DIRECTIONS => Extract all lines containing "Klasse".

[Collected data entries]
--
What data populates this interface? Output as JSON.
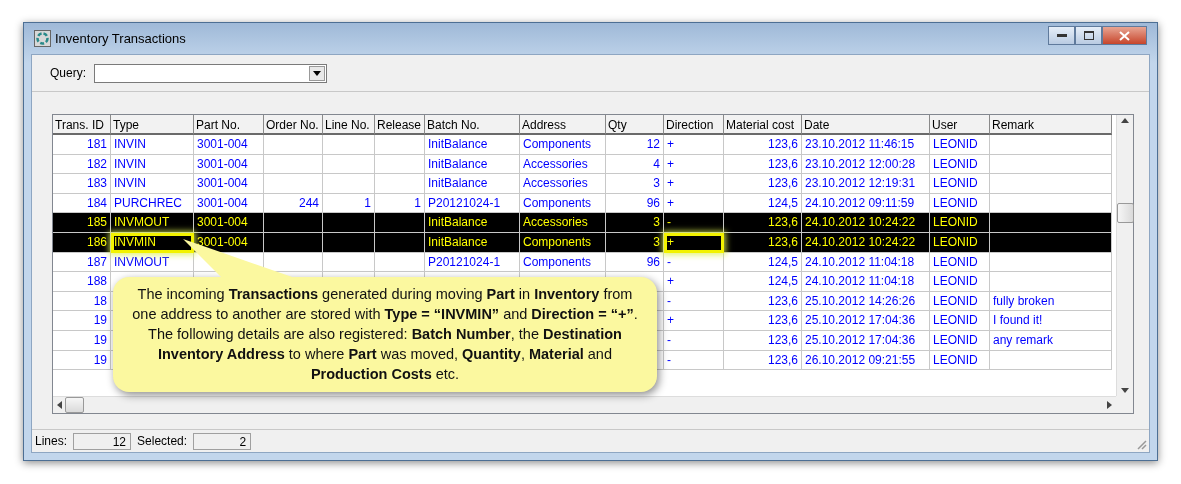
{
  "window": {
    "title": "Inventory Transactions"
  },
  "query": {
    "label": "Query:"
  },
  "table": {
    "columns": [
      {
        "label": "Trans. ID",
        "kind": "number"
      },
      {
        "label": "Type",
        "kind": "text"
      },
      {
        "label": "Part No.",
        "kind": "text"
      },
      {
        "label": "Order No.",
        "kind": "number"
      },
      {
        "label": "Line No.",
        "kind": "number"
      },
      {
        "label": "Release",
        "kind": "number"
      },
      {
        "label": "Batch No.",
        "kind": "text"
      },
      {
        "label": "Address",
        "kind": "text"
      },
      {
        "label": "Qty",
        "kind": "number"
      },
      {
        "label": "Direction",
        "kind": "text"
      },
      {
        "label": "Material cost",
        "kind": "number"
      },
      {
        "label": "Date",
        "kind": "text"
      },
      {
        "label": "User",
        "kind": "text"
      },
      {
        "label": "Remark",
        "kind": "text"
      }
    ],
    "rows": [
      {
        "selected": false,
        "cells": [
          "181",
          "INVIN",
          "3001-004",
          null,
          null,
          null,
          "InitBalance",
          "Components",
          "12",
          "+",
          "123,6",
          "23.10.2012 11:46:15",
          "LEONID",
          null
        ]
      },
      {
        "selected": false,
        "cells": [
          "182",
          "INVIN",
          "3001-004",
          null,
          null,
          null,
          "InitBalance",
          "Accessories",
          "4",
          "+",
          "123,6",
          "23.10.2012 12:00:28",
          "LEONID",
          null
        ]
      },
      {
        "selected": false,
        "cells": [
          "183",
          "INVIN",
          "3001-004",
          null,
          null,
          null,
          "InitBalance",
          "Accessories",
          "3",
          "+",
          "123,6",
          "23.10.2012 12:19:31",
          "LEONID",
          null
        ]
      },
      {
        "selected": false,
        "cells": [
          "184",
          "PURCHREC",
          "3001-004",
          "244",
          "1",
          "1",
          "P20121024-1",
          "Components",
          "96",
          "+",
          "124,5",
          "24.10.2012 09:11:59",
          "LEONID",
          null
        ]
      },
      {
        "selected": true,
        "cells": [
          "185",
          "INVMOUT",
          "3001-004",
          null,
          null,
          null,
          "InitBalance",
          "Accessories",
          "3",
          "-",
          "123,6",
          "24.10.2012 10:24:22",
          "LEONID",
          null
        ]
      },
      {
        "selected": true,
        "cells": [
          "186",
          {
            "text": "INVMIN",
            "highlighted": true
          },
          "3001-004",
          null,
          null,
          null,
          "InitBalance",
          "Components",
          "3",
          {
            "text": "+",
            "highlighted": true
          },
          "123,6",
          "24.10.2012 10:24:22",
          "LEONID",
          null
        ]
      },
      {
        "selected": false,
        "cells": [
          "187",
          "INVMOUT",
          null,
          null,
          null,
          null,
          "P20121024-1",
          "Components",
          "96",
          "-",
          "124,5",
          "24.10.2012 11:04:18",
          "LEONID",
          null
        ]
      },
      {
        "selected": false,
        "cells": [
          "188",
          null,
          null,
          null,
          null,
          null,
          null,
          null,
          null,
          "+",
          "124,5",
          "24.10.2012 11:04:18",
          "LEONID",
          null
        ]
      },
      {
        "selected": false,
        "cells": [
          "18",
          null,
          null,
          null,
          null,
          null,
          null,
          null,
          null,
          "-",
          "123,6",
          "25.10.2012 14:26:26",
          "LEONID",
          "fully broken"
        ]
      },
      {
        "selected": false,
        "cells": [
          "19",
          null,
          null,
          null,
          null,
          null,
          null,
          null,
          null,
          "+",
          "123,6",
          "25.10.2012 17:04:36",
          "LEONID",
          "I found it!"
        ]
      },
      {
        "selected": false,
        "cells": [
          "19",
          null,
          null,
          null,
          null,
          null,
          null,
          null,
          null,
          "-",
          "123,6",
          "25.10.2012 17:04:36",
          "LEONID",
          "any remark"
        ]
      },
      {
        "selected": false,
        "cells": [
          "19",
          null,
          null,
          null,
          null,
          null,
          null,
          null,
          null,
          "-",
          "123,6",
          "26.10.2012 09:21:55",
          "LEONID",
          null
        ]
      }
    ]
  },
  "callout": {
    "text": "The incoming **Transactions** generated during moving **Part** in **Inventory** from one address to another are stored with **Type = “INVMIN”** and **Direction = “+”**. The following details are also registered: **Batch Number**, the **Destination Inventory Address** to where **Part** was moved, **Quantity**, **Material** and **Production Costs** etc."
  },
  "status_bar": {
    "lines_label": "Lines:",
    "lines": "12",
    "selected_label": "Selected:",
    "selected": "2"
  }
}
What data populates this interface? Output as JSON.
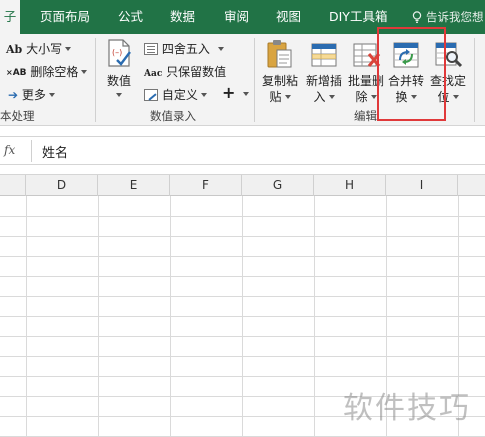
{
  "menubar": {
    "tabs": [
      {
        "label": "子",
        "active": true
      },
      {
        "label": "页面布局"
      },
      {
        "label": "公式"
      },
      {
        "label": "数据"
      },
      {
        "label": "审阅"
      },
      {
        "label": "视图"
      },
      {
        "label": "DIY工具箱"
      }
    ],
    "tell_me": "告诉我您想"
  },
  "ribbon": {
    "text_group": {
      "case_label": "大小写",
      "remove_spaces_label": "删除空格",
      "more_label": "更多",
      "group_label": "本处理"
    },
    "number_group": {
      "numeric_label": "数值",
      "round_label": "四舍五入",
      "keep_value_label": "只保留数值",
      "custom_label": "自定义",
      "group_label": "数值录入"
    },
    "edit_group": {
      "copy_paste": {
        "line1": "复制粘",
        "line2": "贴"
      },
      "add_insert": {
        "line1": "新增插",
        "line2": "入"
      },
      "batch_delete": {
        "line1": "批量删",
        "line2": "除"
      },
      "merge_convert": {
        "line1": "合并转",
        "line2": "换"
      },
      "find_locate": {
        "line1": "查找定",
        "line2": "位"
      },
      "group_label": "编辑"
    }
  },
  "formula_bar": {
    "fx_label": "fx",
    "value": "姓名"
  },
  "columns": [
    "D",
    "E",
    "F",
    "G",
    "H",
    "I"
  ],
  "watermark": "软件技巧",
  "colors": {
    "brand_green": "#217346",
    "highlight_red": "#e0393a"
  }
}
--
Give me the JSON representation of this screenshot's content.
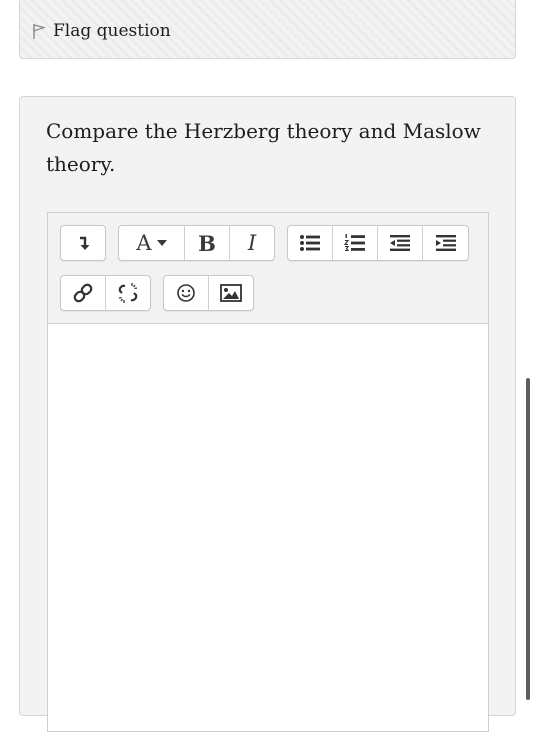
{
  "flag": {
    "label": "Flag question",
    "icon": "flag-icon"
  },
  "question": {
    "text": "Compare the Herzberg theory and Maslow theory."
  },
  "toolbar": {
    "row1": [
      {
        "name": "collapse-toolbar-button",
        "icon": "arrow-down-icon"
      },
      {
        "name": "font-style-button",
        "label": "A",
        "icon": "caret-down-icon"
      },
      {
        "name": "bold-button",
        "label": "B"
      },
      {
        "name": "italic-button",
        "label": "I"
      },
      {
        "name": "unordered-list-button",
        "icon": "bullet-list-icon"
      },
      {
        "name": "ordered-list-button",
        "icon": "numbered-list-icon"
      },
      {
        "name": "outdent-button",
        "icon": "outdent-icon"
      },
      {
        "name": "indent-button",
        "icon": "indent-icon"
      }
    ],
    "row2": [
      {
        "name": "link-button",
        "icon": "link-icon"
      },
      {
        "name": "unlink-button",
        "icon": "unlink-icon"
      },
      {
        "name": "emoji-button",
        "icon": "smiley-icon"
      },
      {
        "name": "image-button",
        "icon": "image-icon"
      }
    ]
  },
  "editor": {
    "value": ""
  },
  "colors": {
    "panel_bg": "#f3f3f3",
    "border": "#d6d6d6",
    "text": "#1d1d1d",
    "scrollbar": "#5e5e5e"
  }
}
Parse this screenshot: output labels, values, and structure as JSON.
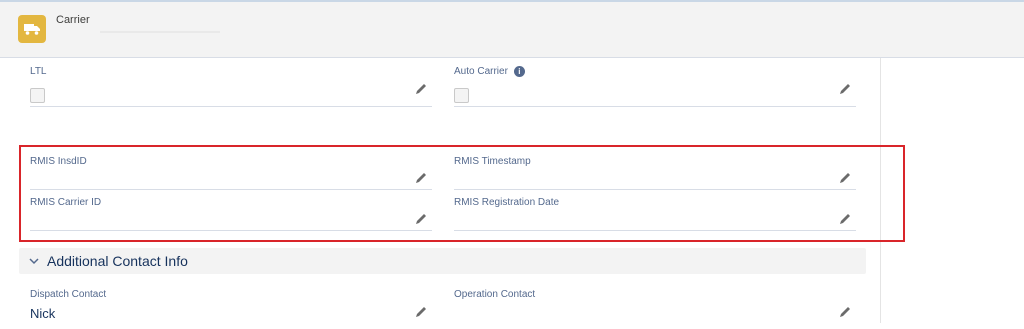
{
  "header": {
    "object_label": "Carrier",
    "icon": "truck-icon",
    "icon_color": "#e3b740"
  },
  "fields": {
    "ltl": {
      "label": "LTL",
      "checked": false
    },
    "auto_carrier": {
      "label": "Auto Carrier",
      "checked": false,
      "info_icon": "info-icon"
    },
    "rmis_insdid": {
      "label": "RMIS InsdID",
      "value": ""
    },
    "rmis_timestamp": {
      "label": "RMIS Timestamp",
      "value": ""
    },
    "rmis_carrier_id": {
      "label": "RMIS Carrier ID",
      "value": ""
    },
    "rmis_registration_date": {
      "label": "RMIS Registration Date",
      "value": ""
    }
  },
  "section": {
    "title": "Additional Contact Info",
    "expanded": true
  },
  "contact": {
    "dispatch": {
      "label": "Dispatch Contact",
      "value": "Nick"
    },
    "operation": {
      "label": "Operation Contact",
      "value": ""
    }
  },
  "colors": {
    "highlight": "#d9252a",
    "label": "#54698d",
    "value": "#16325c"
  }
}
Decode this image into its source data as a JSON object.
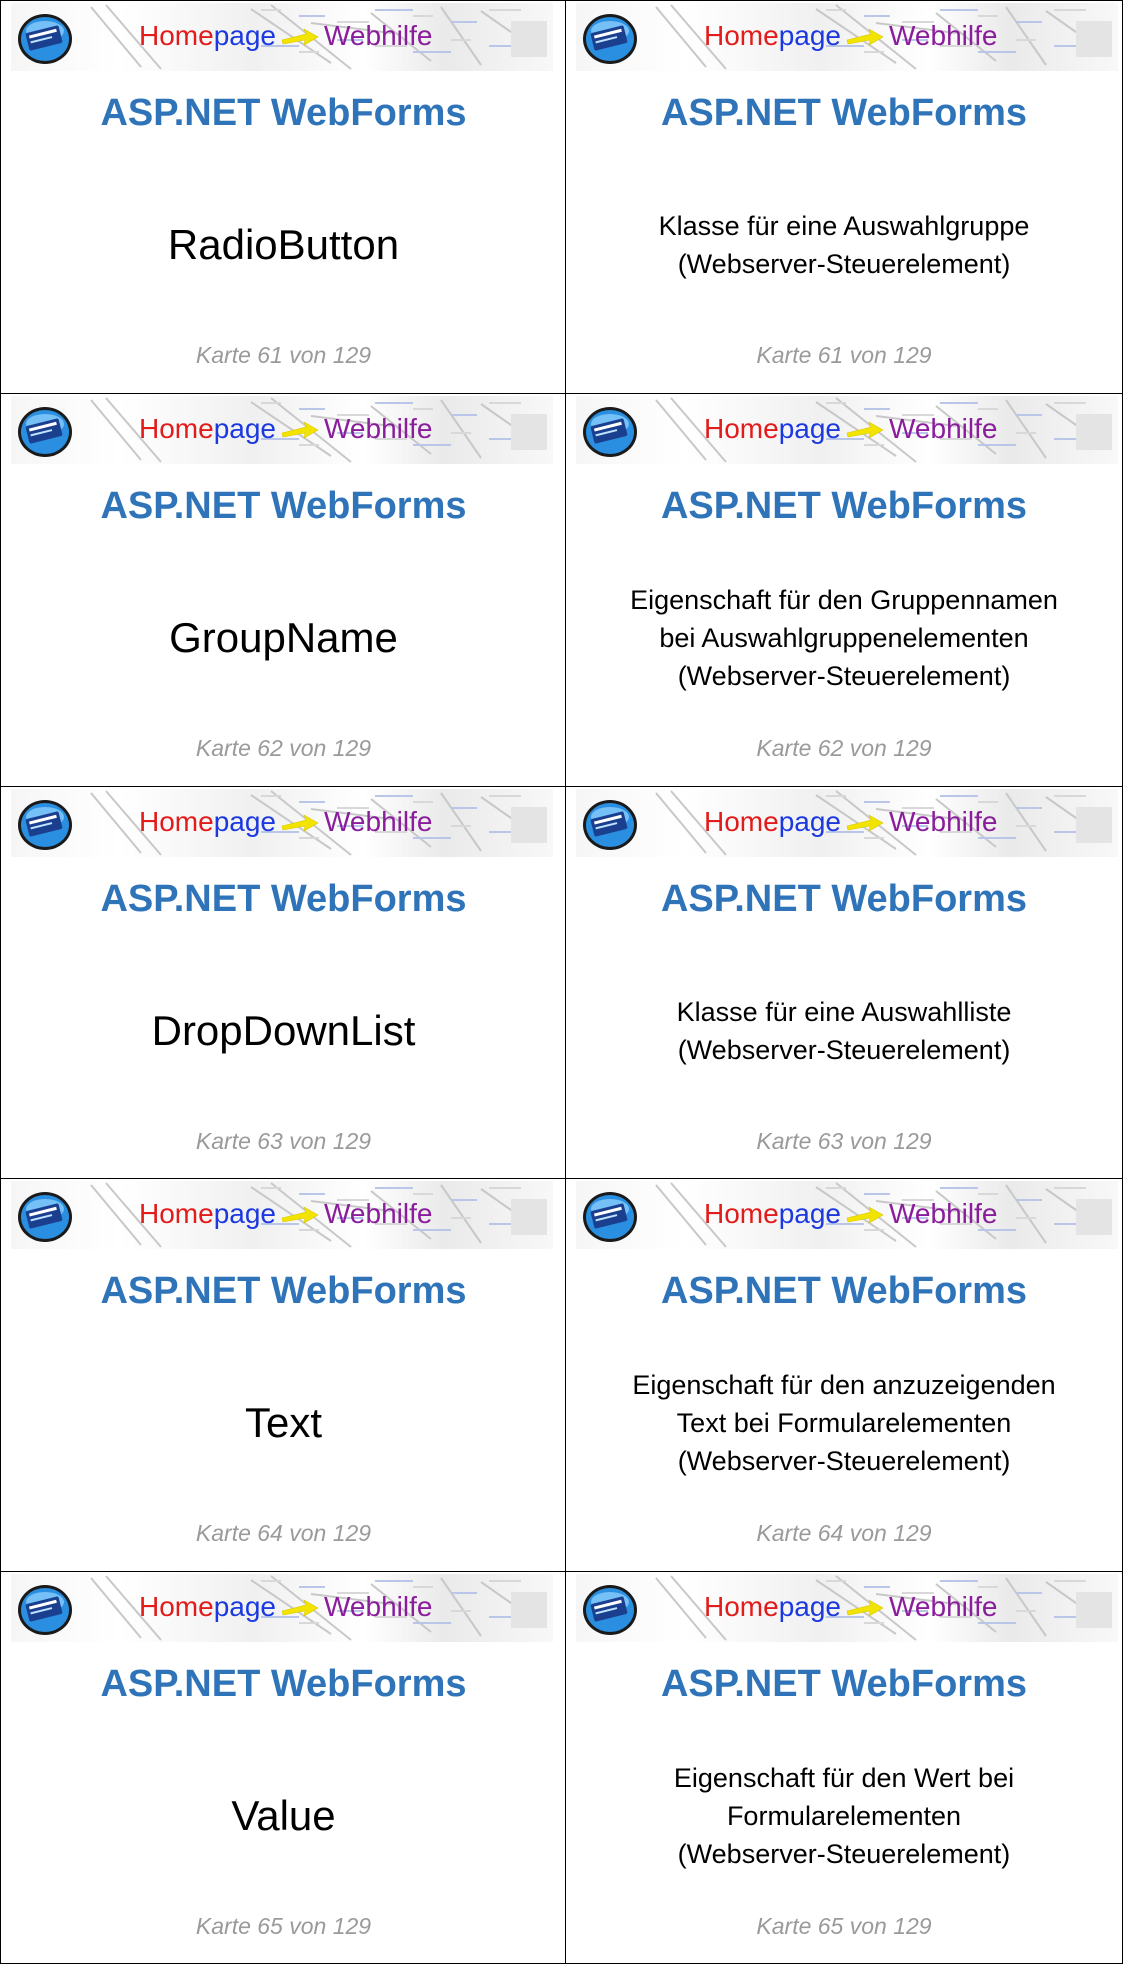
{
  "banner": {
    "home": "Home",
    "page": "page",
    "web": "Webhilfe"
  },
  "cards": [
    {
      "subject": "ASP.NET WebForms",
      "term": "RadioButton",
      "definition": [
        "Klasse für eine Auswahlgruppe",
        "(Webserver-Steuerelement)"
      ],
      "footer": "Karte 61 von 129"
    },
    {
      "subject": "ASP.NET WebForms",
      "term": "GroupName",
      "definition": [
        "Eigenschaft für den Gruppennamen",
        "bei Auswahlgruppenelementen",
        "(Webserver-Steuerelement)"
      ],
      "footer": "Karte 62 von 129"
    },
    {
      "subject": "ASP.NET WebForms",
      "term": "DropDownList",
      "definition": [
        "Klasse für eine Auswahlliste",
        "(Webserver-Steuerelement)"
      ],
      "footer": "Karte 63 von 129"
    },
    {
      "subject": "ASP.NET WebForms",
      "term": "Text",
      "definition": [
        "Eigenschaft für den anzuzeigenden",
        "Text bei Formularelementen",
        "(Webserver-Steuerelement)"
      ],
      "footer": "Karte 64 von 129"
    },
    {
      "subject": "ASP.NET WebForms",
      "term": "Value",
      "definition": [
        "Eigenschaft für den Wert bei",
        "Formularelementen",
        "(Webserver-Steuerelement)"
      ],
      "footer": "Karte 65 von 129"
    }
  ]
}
--
RESULT FOR THIS TASK =>
        "Klasse für eine Auswahlgruppe",
        "Klasse für eine Auswahlliste",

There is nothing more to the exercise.